What you need to do:
In the data that follows, count each line holding the string "this"; answer with the number only.

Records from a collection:

....

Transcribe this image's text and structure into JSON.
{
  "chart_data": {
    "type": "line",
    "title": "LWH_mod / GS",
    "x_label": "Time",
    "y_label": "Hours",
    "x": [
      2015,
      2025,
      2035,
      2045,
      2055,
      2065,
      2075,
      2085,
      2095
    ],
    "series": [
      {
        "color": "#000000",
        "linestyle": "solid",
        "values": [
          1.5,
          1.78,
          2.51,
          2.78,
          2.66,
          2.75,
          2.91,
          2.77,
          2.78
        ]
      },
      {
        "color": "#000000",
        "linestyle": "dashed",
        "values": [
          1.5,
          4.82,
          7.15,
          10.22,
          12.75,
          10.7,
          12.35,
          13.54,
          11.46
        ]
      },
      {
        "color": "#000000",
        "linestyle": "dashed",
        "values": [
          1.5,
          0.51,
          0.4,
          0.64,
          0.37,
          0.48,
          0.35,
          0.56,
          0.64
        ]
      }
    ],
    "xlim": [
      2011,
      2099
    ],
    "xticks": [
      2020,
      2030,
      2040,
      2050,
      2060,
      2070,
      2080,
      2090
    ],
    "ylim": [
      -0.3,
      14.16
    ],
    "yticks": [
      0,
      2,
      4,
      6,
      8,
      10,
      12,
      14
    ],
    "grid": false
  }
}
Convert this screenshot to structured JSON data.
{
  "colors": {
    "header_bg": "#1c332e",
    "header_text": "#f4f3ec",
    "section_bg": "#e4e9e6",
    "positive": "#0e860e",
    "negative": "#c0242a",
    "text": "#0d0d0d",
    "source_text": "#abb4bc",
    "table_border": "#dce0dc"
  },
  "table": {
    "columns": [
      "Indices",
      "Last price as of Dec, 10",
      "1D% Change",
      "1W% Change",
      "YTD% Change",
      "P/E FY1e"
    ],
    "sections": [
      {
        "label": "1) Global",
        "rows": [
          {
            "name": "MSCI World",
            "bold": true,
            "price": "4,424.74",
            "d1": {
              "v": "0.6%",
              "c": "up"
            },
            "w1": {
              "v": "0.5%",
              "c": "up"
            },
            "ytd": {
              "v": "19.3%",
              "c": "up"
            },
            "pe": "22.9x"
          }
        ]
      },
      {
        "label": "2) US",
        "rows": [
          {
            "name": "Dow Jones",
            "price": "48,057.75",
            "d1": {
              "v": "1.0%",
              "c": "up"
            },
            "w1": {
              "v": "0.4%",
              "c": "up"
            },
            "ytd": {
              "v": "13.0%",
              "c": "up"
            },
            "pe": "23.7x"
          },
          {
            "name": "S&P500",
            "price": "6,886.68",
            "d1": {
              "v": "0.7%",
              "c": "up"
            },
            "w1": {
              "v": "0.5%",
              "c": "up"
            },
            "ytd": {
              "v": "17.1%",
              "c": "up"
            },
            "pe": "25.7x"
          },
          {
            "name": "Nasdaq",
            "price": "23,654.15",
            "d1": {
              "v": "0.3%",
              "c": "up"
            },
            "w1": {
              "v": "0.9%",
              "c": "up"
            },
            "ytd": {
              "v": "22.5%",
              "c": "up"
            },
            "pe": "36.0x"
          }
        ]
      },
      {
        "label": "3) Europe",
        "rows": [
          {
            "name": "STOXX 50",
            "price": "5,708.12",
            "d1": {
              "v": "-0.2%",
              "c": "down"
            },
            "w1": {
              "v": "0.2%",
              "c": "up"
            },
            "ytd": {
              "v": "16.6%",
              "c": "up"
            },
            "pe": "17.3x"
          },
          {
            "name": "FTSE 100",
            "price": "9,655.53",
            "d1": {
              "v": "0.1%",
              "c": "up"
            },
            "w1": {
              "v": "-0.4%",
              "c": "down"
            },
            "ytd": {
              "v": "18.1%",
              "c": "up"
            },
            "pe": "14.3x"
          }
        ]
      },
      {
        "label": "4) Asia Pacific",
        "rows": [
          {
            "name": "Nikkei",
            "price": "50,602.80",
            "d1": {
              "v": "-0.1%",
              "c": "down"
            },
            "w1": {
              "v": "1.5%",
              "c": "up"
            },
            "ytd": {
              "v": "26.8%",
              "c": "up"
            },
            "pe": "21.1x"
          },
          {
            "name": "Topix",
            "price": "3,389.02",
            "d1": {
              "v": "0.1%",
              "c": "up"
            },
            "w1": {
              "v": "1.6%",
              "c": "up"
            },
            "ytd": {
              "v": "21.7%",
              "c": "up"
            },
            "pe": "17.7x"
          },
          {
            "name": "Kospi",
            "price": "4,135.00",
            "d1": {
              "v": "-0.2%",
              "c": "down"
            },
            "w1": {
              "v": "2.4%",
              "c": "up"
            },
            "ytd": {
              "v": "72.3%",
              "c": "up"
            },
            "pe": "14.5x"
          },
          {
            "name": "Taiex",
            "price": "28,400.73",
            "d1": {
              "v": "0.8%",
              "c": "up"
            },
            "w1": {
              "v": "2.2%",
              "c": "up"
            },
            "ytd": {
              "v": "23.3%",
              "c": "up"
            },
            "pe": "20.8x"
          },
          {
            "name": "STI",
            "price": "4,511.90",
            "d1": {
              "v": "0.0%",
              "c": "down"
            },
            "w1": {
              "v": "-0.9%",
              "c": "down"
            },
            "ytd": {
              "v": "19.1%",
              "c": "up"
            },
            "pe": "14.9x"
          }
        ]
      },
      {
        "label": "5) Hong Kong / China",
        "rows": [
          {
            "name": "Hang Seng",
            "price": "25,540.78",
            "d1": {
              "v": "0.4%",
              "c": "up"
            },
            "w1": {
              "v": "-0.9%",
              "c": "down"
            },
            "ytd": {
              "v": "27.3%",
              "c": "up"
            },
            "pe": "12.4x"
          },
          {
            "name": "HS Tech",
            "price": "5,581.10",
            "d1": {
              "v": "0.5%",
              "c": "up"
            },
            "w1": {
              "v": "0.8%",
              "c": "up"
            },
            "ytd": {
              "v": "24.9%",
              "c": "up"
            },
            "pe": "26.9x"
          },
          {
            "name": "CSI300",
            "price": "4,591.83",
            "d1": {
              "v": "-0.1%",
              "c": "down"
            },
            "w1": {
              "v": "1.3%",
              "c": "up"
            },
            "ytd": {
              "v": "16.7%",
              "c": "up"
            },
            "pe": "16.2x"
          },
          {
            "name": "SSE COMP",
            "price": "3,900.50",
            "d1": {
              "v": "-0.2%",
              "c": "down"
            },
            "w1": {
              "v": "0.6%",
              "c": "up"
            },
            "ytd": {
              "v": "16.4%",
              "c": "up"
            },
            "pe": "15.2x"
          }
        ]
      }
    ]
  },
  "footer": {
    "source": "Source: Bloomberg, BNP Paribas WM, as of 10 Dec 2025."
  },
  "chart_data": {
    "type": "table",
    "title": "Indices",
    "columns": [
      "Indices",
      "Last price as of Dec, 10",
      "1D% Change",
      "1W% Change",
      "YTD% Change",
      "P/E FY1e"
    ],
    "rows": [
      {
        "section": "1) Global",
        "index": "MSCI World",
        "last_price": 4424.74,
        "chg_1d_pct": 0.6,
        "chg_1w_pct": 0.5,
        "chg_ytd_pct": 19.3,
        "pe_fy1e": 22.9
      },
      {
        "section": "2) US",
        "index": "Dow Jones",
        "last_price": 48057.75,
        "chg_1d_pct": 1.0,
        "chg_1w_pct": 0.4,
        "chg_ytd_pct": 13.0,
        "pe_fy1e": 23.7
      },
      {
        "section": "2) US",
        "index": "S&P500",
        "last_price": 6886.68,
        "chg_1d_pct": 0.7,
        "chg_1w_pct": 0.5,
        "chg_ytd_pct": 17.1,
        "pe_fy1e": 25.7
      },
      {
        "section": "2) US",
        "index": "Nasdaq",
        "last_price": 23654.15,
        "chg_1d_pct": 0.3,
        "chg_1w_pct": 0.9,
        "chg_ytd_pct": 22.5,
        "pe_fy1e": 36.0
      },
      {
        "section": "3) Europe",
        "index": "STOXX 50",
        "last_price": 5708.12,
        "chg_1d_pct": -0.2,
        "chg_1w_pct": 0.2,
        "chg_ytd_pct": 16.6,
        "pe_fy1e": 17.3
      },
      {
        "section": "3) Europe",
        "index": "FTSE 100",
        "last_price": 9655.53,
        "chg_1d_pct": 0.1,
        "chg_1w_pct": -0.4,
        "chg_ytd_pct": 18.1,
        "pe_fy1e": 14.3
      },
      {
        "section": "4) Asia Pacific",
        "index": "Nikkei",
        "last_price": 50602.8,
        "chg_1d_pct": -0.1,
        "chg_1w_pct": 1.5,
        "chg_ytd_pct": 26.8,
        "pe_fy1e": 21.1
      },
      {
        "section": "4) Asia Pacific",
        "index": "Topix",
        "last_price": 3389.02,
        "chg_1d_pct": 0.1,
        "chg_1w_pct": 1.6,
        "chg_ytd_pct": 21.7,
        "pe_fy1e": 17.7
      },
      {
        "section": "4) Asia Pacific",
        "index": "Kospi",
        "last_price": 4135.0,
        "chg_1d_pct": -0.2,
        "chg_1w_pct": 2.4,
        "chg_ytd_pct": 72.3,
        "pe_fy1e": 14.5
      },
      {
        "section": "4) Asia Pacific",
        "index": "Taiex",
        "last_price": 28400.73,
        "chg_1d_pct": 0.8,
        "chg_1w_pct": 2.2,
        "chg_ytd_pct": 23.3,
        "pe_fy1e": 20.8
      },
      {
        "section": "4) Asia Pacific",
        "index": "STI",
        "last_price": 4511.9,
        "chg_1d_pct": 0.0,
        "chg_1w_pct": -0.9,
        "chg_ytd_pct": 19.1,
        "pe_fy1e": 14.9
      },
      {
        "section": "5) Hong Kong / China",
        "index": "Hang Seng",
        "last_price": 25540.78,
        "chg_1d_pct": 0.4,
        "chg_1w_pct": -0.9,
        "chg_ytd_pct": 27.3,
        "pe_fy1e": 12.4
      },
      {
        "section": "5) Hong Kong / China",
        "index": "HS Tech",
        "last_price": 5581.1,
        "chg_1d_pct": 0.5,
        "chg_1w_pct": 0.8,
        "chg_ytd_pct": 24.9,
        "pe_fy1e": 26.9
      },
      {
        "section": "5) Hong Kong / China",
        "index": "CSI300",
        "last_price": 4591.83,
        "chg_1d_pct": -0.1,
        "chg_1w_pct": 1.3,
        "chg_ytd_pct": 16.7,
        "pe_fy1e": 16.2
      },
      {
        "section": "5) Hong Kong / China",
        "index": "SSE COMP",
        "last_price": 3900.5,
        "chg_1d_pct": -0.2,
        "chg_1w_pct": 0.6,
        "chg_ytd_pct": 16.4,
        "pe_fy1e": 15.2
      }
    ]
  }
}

....

Completed exercise:
2